━━ Source data

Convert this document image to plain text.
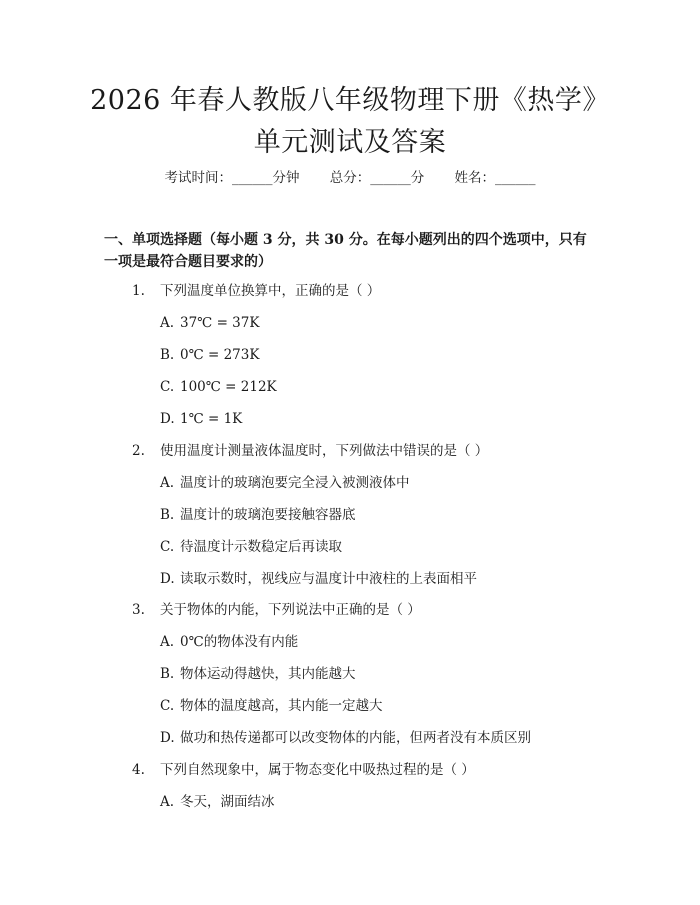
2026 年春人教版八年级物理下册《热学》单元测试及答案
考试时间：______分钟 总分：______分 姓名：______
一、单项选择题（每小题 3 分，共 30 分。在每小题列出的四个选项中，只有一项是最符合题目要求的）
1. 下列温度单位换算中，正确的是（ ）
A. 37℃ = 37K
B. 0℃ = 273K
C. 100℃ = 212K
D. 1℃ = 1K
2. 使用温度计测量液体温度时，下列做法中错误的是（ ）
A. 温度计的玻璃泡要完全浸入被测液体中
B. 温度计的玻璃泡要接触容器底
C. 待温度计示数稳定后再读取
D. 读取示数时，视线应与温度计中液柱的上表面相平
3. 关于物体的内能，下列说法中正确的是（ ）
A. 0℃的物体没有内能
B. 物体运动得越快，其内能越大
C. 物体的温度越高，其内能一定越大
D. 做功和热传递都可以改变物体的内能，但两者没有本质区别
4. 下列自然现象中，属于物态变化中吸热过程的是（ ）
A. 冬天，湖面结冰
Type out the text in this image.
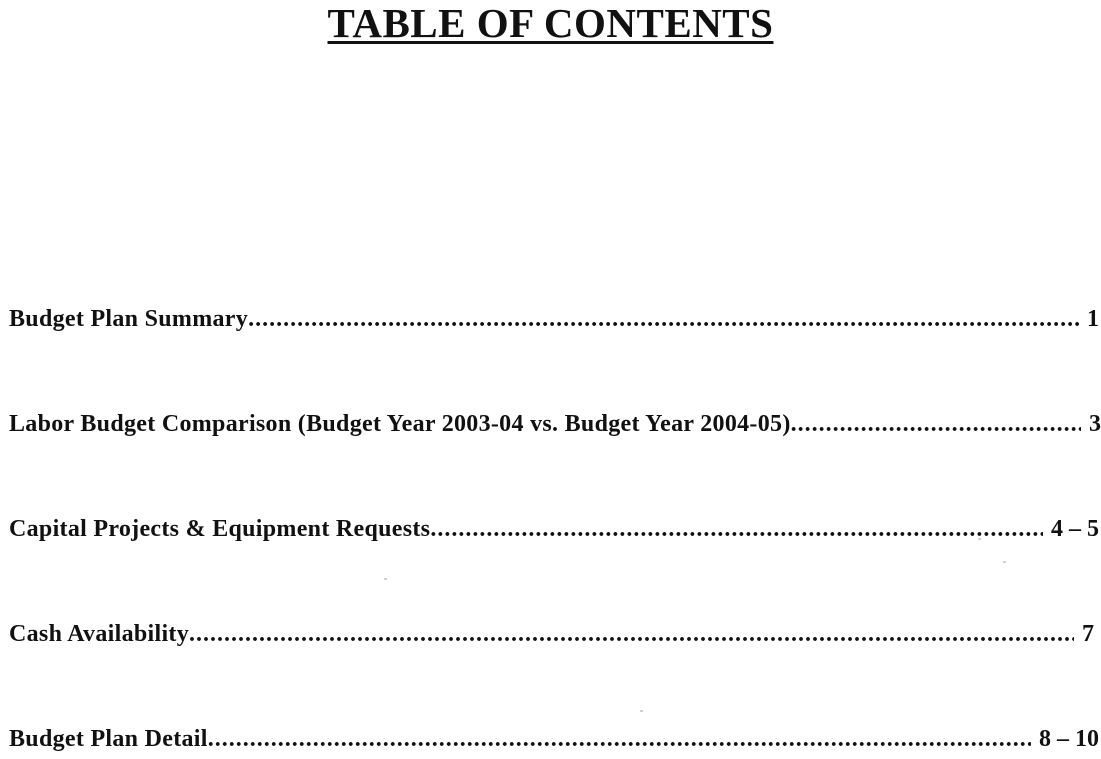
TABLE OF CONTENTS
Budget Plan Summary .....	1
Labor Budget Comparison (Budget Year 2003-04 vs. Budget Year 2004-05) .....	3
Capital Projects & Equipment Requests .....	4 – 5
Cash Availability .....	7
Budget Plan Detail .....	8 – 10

━━━━

■ **Job**
Every line from the one containing "Type out the text in this image." through the end of the entries above, both included, should be extracted exactly, with pictures left out.

■ **The answer**
Type out the text in this image.
TABLE OF CONTENTS
Budget Plan Summary .....	1
Labor Budget Comparison (Budget Year 2003-04 vs. Budget Year 2004-05) .....	3
Capital Projects & Equipment Requests .....	4 – 5
Cash Availability .....	7
Budget Plan Detail .....	8 – 10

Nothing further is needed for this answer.